_EXERCISE MATERIAL_
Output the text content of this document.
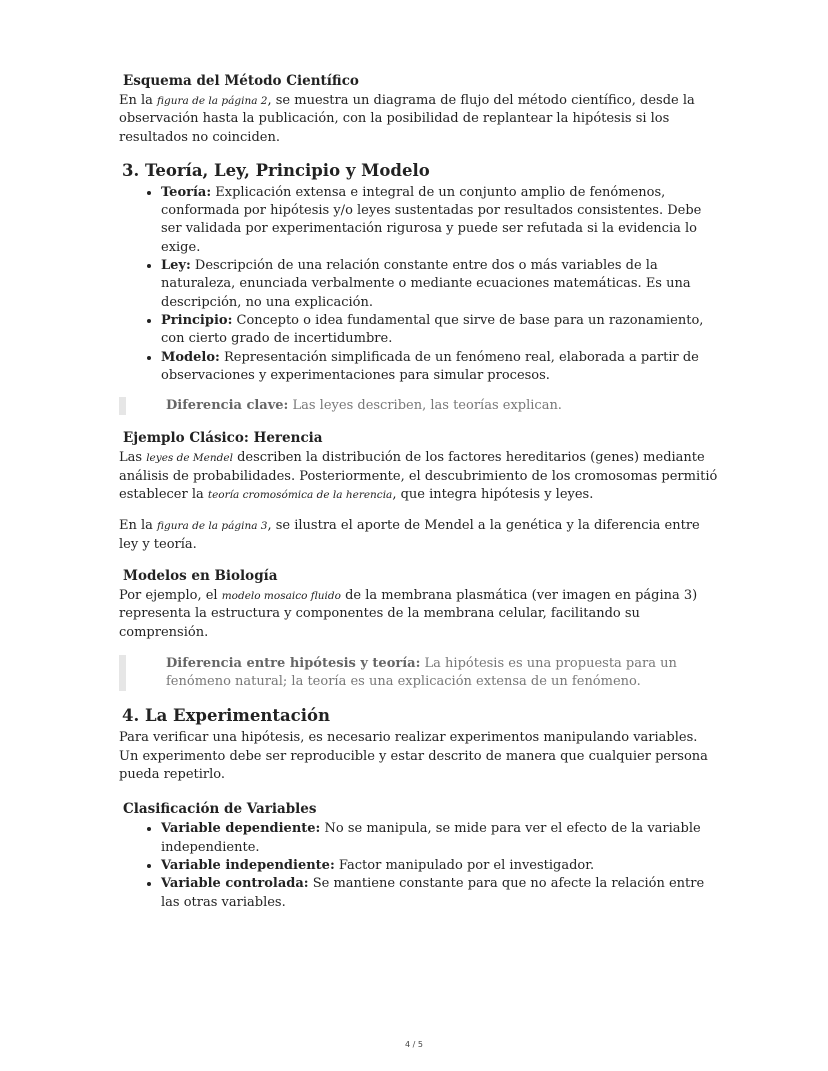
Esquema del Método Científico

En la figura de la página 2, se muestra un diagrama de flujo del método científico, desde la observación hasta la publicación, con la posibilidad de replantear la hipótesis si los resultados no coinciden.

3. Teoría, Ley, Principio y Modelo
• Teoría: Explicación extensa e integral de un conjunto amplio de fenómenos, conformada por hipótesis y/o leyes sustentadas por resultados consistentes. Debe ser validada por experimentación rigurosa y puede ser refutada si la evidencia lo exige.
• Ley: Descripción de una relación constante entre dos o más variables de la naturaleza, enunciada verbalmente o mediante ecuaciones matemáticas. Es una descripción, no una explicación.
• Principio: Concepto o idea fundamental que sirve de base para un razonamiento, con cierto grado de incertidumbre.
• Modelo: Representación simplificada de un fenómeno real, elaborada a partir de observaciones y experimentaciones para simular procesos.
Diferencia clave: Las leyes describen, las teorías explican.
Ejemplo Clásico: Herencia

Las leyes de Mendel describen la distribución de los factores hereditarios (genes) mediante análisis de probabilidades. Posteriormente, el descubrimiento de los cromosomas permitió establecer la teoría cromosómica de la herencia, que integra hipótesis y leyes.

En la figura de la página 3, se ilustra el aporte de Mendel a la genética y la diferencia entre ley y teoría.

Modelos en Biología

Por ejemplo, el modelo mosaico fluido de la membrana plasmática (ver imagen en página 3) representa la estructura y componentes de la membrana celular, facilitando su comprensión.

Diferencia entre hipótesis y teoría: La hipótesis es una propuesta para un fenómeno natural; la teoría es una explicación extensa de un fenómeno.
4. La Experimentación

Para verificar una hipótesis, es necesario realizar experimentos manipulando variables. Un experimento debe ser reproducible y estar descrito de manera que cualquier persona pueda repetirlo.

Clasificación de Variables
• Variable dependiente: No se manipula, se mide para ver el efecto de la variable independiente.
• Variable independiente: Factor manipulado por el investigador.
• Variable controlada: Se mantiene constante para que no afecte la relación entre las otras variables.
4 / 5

--

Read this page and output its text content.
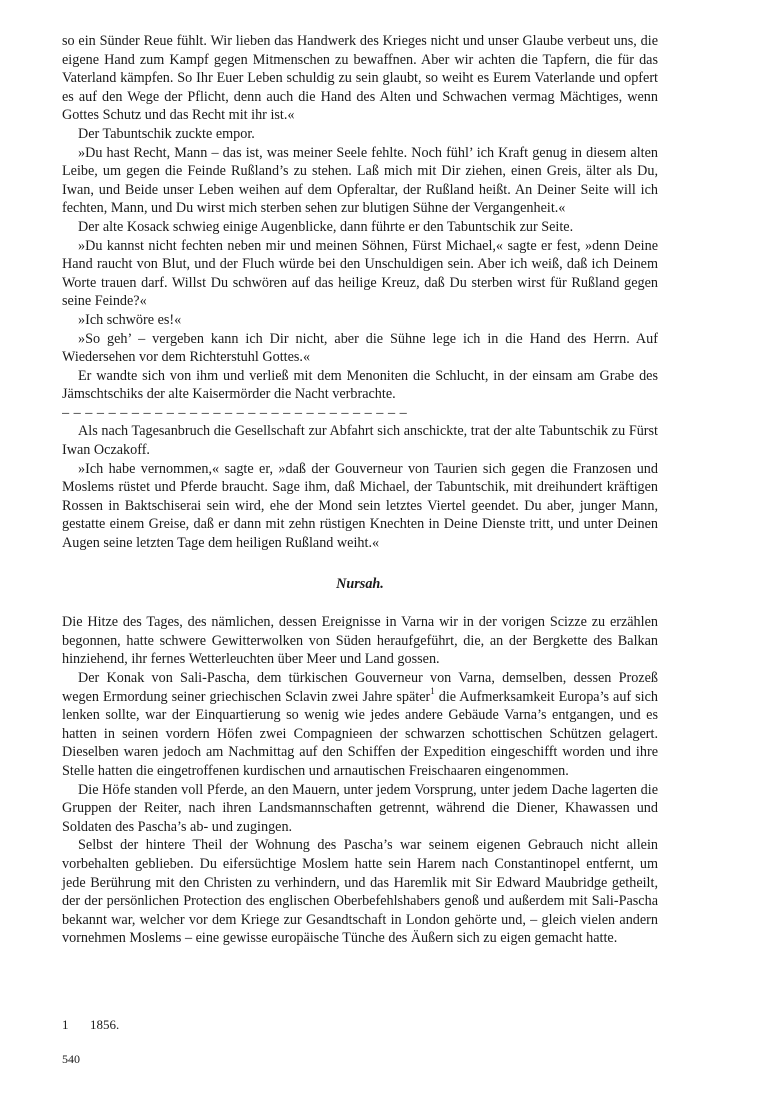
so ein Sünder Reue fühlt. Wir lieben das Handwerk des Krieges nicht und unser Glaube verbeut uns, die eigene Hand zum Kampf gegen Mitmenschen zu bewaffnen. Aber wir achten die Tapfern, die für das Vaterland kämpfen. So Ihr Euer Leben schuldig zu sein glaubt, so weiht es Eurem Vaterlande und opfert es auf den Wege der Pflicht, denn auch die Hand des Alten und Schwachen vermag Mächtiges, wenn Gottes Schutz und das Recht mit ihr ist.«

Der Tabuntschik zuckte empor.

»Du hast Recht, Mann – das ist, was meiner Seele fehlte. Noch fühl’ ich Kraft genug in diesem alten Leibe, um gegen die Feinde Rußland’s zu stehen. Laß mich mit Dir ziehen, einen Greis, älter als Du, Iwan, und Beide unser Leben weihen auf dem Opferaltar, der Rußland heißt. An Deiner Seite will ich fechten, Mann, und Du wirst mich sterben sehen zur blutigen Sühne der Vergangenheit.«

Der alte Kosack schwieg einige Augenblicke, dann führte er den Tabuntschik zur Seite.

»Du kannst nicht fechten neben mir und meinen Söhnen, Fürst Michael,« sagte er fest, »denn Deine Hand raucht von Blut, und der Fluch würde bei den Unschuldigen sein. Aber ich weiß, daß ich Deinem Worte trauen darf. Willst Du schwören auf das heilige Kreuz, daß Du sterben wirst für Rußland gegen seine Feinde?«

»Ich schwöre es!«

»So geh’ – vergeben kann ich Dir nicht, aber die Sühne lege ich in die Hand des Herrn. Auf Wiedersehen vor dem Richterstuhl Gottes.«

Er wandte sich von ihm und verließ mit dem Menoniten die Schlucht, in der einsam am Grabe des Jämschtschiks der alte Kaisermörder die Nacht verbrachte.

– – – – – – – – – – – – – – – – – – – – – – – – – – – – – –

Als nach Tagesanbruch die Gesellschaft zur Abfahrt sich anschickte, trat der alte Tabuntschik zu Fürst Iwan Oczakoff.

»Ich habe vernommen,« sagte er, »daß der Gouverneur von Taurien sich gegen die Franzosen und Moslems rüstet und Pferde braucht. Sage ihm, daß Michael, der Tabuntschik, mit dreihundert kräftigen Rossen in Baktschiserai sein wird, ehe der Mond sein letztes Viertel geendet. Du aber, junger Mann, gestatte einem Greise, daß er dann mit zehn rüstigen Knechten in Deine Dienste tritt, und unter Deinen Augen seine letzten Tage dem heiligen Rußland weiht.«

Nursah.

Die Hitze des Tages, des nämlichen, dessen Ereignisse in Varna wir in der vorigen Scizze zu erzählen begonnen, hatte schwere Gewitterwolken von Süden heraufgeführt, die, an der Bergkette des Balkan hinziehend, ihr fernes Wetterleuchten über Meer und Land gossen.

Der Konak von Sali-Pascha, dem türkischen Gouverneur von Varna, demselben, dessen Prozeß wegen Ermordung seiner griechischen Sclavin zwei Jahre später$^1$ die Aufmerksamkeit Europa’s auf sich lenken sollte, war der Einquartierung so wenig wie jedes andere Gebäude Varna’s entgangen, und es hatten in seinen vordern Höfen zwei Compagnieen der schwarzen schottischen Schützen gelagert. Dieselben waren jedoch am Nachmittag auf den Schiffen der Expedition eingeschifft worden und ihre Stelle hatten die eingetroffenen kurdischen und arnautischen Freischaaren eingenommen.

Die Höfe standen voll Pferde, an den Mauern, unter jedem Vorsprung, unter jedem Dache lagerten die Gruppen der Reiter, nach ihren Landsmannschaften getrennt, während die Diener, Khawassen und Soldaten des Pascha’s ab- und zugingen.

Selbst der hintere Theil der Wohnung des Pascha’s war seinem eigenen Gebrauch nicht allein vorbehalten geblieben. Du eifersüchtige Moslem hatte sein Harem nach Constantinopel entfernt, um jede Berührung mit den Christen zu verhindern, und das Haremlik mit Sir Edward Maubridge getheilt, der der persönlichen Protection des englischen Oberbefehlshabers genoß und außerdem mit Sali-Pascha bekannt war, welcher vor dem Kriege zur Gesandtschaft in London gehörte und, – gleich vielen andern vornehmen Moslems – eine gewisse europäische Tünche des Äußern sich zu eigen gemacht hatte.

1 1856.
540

---

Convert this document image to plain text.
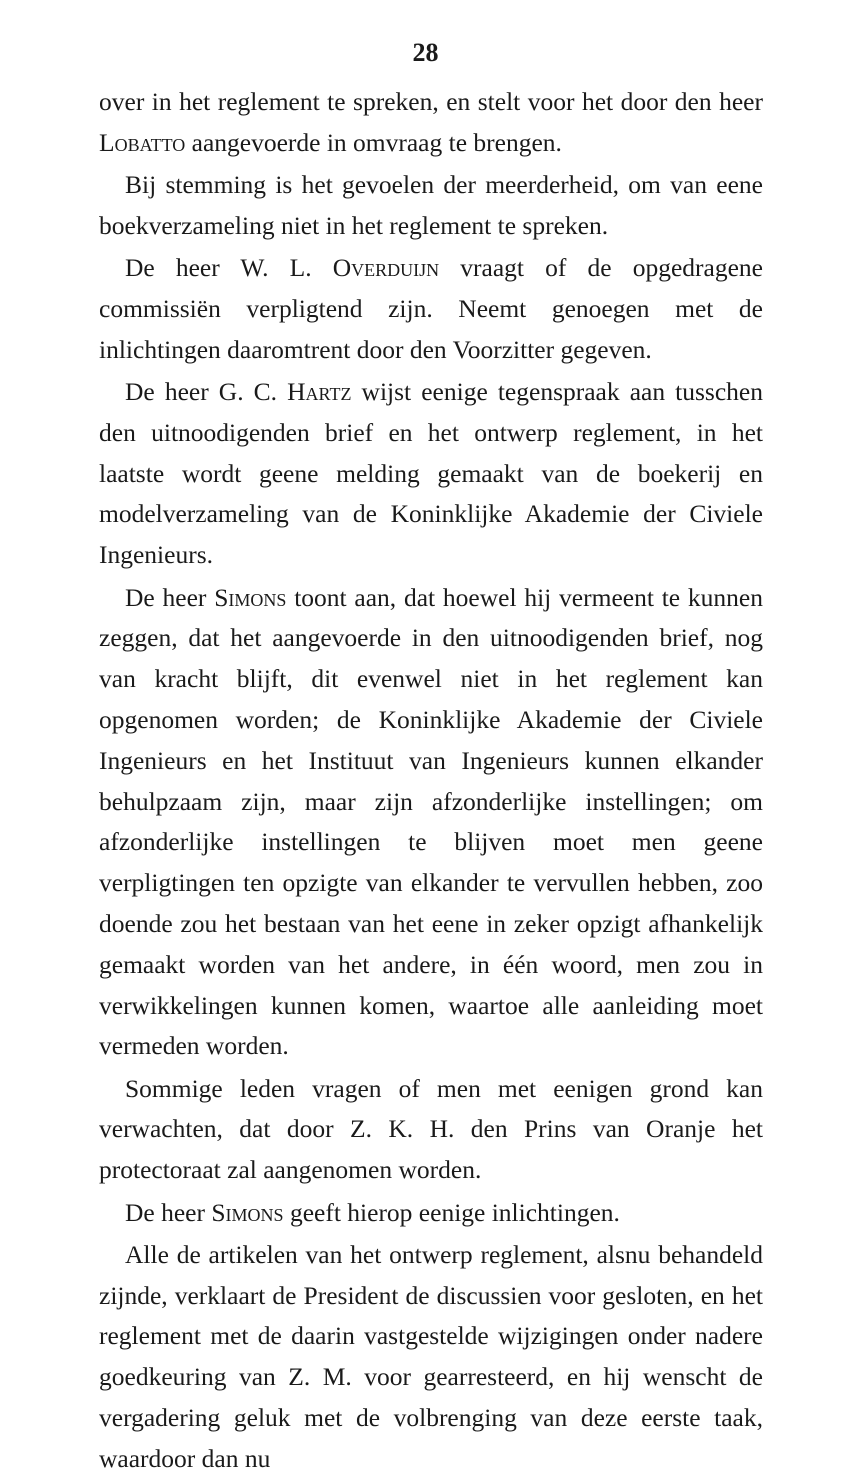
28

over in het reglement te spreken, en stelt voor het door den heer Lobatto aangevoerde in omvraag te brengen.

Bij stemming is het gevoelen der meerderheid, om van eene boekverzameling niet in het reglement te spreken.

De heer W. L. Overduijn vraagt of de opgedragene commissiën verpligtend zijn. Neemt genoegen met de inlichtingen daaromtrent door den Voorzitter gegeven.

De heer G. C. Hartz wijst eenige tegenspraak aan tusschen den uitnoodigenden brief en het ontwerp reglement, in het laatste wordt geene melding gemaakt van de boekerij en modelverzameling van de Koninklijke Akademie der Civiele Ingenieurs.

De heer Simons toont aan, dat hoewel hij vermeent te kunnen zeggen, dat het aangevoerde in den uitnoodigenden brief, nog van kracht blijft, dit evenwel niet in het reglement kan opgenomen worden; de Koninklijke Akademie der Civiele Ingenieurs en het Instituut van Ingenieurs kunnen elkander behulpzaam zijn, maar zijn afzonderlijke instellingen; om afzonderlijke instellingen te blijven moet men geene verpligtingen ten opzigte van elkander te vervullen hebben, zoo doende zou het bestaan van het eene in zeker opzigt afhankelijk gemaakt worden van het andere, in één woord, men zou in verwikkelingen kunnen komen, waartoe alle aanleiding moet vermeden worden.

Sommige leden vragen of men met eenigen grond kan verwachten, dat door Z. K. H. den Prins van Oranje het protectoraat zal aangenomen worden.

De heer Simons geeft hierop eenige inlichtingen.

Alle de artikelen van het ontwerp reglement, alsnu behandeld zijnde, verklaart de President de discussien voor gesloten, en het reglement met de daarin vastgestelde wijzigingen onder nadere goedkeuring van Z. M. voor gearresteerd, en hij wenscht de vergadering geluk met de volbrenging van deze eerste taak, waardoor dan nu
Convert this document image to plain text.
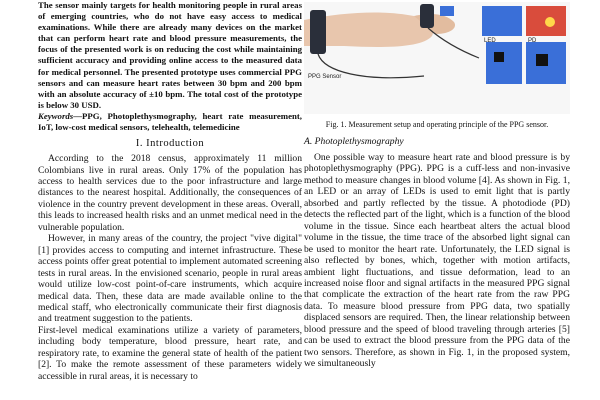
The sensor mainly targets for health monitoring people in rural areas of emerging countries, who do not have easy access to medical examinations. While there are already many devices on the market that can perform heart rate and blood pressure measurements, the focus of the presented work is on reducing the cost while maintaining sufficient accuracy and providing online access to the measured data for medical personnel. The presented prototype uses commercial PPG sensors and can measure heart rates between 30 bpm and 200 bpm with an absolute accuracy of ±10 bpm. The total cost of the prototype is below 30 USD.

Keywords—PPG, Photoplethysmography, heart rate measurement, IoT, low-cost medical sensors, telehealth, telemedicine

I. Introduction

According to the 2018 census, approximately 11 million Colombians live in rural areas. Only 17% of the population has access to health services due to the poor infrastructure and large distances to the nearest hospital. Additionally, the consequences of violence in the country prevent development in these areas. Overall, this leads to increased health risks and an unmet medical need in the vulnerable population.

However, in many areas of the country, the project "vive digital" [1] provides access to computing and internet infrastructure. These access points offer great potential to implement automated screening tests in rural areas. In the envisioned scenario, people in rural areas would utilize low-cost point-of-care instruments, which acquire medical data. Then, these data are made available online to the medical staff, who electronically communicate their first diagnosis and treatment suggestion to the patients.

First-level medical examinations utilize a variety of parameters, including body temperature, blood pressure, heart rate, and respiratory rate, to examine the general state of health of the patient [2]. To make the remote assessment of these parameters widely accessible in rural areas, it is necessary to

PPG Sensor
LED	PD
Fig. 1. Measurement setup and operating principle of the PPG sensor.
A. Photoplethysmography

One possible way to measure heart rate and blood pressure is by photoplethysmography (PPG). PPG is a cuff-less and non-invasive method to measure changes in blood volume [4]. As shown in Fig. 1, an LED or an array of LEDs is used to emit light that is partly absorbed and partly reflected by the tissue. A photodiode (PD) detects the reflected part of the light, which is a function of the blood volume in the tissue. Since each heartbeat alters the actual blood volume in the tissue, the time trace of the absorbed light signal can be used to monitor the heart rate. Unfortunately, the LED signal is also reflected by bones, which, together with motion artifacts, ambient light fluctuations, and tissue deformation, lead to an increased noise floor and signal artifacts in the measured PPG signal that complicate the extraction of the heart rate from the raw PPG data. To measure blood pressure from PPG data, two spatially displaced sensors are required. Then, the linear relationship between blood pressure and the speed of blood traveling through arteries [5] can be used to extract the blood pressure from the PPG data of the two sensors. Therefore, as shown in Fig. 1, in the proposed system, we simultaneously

_WORK REQUEST_
Select all lines in the listing above where the word "uitnoodigenden" appears, and show them.

_WRITTEN REPLY_
De heer G. C. Hartz wijst eenige tegenspraak aan tusschen den uitnoodigenden brief en het ontwerp reglement, in het laatste wordt geene melding gemaakt van de boekerij en modelverzameling van de Koninklijke Akademie der Civiele Ingenieurs.
De heer Simons toont aan, dat hoewel hij vermeent te kunnen zeggen, dat het aangevoerde in den uitnoodigenden brief, nog van kracht blijft, dit evenwel niet in het reglement kan opgenomen worden; de Koninklijke Akademie der Civiele Ingenieurs en het Instituut van Ingenieurs kunnen elkander behulpzaam zijn, maar zijn afzonderlijke instellingen; om afzonderlijke instellingen te blijven moet men geene verpligtingen ten opzigte van elkander te vervullen hebben, zoo doende zou het bestaan van het eene in zeker opzigt afhankelijk gemaakt worden van het andere, in één woord, men zou in verwikkelingen kunnen komen, waartoe alle aanleiding moet vermeden worden.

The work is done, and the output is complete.